### Directions
All material below is to be reproduced exactly.

### Data records
####

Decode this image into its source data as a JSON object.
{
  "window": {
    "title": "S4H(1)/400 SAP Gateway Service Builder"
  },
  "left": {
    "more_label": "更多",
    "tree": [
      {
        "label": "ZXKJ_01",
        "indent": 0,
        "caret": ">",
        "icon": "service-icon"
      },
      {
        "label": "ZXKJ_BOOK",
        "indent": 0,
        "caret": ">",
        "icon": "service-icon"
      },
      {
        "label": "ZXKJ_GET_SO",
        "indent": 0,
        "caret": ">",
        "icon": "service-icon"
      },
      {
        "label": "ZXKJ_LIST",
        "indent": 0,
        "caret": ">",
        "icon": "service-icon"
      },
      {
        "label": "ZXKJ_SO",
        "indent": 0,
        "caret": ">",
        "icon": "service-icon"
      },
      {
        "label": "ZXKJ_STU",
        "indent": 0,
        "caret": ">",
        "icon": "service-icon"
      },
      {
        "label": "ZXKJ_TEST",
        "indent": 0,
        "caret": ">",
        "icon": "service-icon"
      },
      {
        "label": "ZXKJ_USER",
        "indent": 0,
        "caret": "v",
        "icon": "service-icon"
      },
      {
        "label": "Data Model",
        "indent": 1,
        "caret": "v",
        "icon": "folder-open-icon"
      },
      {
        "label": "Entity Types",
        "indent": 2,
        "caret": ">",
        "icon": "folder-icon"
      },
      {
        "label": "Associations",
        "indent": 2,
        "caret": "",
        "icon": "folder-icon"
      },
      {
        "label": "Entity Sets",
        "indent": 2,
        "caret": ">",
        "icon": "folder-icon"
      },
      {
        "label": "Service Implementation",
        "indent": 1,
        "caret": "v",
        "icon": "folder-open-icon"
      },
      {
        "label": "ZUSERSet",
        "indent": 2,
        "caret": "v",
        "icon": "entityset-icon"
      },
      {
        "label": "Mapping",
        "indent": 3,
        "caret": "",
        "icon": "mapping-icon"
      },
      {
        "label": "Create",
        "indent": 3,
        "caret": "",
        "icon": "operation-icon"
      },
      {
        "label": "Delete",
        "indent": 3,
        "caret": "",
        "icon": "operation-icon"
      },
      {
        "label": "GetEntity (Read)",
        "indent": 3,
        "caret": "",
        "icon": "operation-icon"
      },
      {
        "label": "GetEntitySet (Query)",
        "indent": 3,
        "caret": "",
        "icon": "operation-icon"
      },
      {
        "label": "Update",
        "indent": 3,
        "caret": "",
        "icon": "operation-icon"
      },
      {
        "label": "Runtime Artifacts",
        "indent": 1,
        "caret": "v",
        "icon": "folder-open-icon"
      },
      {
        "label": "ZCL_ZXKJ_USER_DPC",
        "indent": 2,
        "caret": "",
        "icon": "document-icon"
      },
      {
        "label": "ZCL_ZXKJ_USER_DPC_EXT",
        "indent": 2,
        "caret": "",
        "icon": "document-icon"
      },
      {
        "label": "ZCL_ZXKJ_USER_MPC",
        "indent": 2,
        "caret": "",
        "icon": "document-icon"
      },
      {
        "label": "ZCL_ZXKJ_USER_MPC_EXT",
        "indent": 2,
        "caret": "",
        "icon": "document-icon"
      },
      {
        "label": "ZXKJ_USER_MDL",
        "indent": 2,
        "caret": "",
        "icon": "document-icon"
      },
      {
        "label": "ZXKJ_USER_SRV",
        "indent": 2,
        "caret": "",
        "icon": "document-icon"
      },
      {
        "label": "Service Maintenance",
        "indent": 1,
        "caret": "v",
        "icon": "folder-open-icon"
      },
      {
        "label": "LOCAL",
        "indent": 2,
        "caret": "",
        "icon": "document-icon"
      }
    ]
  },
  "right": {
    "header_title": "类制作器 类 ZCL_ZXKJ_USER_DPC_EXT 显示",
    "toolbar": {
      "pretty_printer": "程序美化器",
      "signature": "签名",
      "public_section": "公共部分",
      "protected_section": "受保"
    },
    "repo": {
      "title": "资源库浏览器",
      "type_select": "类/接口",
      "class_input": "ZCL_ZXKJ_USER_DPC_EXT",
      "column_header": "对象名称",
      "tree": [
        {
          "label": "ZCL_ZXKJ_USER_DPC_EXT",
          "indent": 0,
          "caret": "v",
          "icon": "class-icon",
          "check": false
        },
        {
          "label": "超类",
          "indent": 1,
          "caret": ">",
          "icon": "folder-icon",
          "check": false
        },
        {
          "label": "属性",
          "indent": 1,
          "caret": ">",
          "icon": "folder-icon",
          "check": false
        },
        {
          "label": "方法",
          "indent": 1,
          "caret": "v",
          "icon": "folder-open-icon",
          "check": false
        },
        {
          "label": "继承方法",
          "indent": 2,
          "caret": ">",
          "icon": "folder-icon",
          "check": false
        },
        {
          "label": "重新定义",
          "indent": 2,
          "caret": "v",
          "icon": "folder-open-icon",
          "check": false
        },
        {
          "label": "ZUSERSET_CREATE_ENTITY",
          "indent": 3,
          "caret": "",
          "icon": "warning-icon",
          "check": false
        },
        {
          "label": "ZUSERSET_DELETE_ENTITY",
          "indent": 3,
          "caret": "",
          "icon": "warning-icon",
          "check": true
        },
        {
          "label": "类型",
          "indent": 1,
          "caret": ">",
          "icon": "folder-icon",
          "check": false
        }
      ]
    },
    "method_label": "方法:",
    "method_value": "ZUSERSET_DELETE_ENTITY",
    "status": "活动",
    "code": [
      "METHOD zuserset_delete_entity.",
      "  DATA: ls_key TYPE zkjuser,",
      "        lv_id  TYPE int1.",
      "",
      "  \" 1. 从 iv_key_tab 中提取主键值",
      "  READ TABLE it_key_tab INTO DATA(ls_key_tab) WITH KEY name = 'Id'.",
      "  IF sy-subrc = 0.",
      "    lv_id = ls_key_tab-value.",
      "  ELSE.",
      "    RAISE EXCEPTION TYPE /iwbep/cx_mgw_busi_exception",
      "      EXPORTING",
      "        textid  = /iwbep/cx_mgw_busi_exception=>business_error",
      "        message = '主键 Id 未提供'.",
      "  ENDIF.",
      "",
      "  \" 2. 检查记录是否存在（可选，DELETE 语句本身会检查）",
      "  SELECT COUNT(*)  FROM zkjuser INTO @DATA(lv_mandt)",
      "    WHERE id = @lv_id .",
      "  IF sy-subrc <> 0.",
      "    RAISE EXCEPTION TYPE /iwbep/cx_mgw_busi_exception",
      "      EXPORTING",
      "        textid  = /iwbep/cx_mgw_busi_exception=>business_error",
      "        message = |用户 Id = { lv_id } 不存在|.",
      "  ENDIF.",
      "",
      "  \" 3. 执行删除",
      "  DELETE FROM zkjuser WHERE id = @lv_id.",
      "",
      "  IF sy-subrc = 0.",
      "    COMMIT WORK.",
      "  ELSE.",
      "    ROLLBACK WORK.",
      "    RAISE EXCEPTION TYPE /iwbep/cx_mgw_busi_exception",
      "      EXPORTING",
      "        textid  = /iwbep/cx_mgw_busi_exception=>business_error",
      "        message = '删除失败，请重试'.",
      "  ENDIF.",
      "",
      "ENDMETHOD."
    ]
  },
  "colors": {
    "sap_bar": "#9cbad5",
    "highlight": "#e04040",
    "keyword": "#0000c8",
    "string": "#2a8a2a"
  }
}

####

### The response
Decode this image into its source data as a JSON object.
{
  "window": {
    "title": "S4H(1)/400 SAP Gateway Service Builder"
  },
  "left": {
    "more_label": "更多",
    "tree": [
      {
        "label": "ZXKJ_01",
        "indent": 0,
        "caret": ">",
        "icon": "service-icon"
      },
      {
        "label": "ZXKJ_BOOK",
        "indent": 0,
        "caret": ">",
        "icon": "service-icon"
      },
      {
        "label": "ZXKJ_GET_SO",
        "indent": 0,
        "caret": ">",
        "icon": "service-icon"
      },
      {
        "label": "ZXKJ_LIST",
        "indent": 0,
        "caret": ">",
        "icon": "service-icon"
      },
      {
        "label": "ZXKJ_SO",
        "indent": 0,
        "caret": ">",
        "icon": "service-icon"
      },
      {
        "label": "ZXKJ_STU",
        "indent": 0,
        "caret": ">",
        "icon": "service-icon"
      },
      {
        "label": "ZXKJ_TEST",
        "indent": 0,
        "caret": ">",
        "icon": "service-icon"
      },
      {
        "label": "ZXKJ_USER",
        "indent": 0,
        "caret": "v",
        "icon": "service-icon"
      },
      {
        "label": "Data Model",
        "indent": 1,
        "caret": "v",
        "icon": "folder-open-icon"
      },
      {
        "label": "Entity Types",
        "indent": 2,
        "caret": ">",
        "icon": "folder-icon"
      },
      {
        "label": "Associations",
        "indent": 2,
        "caret": "",
        "icon": "folder-icon"
      },
      {
        "label": "Entity Sets",
        "indent": 2,
        "caret": ">",
        "icon": "folder-icon"
      },
      {
        "label": "Service Implementation",
        "indent": 1,
        "caret": "v",
        "icon": "folder-open-icon"
      },
      {
        "label": "ZUSERSet",
        "indent": 2,
        "caret": "v",
        "icon": "entityset-icon"
      },
      {
        "label": "Mapping",
        "indent": 3,
        "caret": "",
        "icon": "mapping-icon"
      },
      {
        "label": "Create",
        "indent": 3,
        "caret": "",
        "icon": "operation-icon"
      },
      {
        "label": "Delete",
        "indent": 3,
        "caret": "",
        "icon": "operation-icon"
      },
      {
        "label": "GetEntity (Read)",
        "indent": 3,
        "caret": "",
        "icon": "operation-icon"
      },
      {
        "label": "GetEntitySet (Query)",
        "indent": 3,
        "caret": "",
        "icon": "operation-icon"
      },
      {
        "label": "Update",
        "indent": 3,
        "caret": "",
        "icon": "operation-icon"
      },
      {
        "label": "Runtime Artifacts",
        "indent": 1,
        "caret": "v",
        "icon": "folder-open-icon"
      },
      {
        "label": "ZCL_ZXKJ_USER_DPC",
        "indent": 2,
        "caret": "",
        "icon": "document-icon"
      },
      {
        "label": "ZCL_ZXKJ_USER_DPC_EXT",
        "indent": 2,
        "caret": "",
        "icon": "document-icon"
      },
      {
        "label": "ZCL_ZXKJ_USER_MPC",
        "indent": 2,
        "caret": "",
        "icon": "document-icon"
      },
      {
        "label": "ZCL_ZXKJ_USER_MPC_EXT",
        "indent": 2,
        "caret": "",
        "icon": "document-icon"
      },
      {
        "label": "ZXKJ_USER_MDL",
        "indent": 2,
        "caret": "",
        "icon": "document-icon"
      },
      {
        "label": "ZXKJ_USER_SRV",
        "indent": 2,
        "caret": "",
        "icon": "document-icon"
      },
      {
        "label": "Service Maintenance",
        "indent": 1,
        "caret": "v",
        "icon": "folder-open-icon"
      },
      {
        "label": "LOCAL",
        "indent": 2,
        "caret": "",
        "icon": "document-icon"
      }
    ]
  },
  "right": {
    "header_title": "类制作器 类 ZCL_ZXKJ_USER_DPC_EXT 显示",
    "toolbar": {
      "pretty_printer": "程序美化器",
      "signature": "签名",
      "public_section": "公共部分",
      "protected_section": "受保"
    },
    "repo": {
      "title": "资源库浏览器",
      "type_select": "类/接口",
      "class_input": "ZCL_ZXKJ_USER_DPC_EXT",
      "column_header": "对象名称",
      "tree": [
        {
          "label": "ZCL_ZXKJ_USER_DPC_EXT",
          "indent": 0,
          "caret": "v",
          "icon": "class-icon",
          "check": false
        },
        {
          "label": "超类",
          "indent": 1,
          "caret": ">",
          "icon": "folder-icon",
          "check": false
        },
        {
          "label": "属性",
          "indent": 1,
          "caret": ">",
          "icon": "folder-icon",
          "check": false
        },
        {
          "label": "方法",
          "indent": 1,
          "caret": "v",
          "icon": "folder-open-icon",
          "check": false
        },
        {
          "label": "继承方法",
          "indent": 2,
          "caret": ">",
          "icon": "folder-icon",
          "check": false
        },
        {
          "label": "重新定义",
          "indent": 2,
          "caret": "v",
          "icon": "folder-open-icon",
          "check": false
        },
        {
          "label": "ZUSERSET_CREATE_ENTITY",
          "indent": 3,
          "caret": "",
          "icon": "warning-icon",
          "check": false
        },
        {
          "label": "ZUSERSET_DELETE_ENTITY",
          "indent": 3,
          "caret": "",
          "icon": "warning-icon",
          "check": true
        },
        {
          "label": "类型",
          "indent": 1,
          "caret": ">",
          "icon": "folder-icon",
          "check": false
        }
      ]
    },
    "method_label": "方法:",
    "method_value": "ZUSERSET_DELETE_ENTITY",
    "status": "活动",
    "code": [
      "METHOD zuserset_delete_entity.",
      "  DATA: ls_key TYPE zkjuser,",
      "        lv_id  TYPE int1.",
      "",
      "  \" 1. 从 iv_key_tab 中提取主键值",
      "  READ TABLE it_key_tab INTO DATA(ls_key_tab) WITH KEY name = 'Id'.",
      "  IF sy-subrc = 0.",
      "    lv_id = ls_key_tab-value.",
      "  ELSE.",
      "    RAISE EXCEPTION TYPE /iwbep/cx_mgw_busi_exception",
      "      EXPORTING",
      "        textid  = /iwbep/cx_mgw_busi_exception=>business_error",
      "        message = '主键 Id 未提供'.",
      "  ENDIF.",
      "",
      "  \" 2. 检查记录是否存在（可选，DELETE 语句本身会检查）",
      "  SELECT COUNT(*)  FROM zkjuser INTO @DATA(lv_mandt)",
      "    WHERE id = @lv_id .",
      "  IF sy-subrc <> 0.",
      "    RAISE EXCEPTION TYPE /iwbep/cx_mgw_busi_exception",
      "      EXPORTING",
      "        textid  = /iwbep/cx_mgw_busi_exception=>business_error",
      "        message = |用户 Id = { lv_id } 不存在|.",
      "  ENDIF.",
      "",
      "  \" 3. 执行删除",
      "  DELETE FROM zkjuser WHERE id = @lv_id.",
      "",
      "  IF sy-subrc = 0.",
      "    COMMIT WORK.",
      "  ELSE.",
      "    ROLLBACK WORK.",
      "    RAISE EXCEPTION TYPE /iwbep/cx_mgw_busi_exception",
      "      EXPORTING",
      "        textid  = /iwbep/cx_mgw_busi_exception=>business_error",
      "        message = '删除失败，请重试'.",
      "  ENDIF.",
      "",
      "ENDMETHOD."
    ]
  },
  "colors": {
    "sap_bar": "#9cbad5",
    "highlight": "#e04040",
    "keyword": "#0000c8",
    "string": "#2a8a2a"
  }
}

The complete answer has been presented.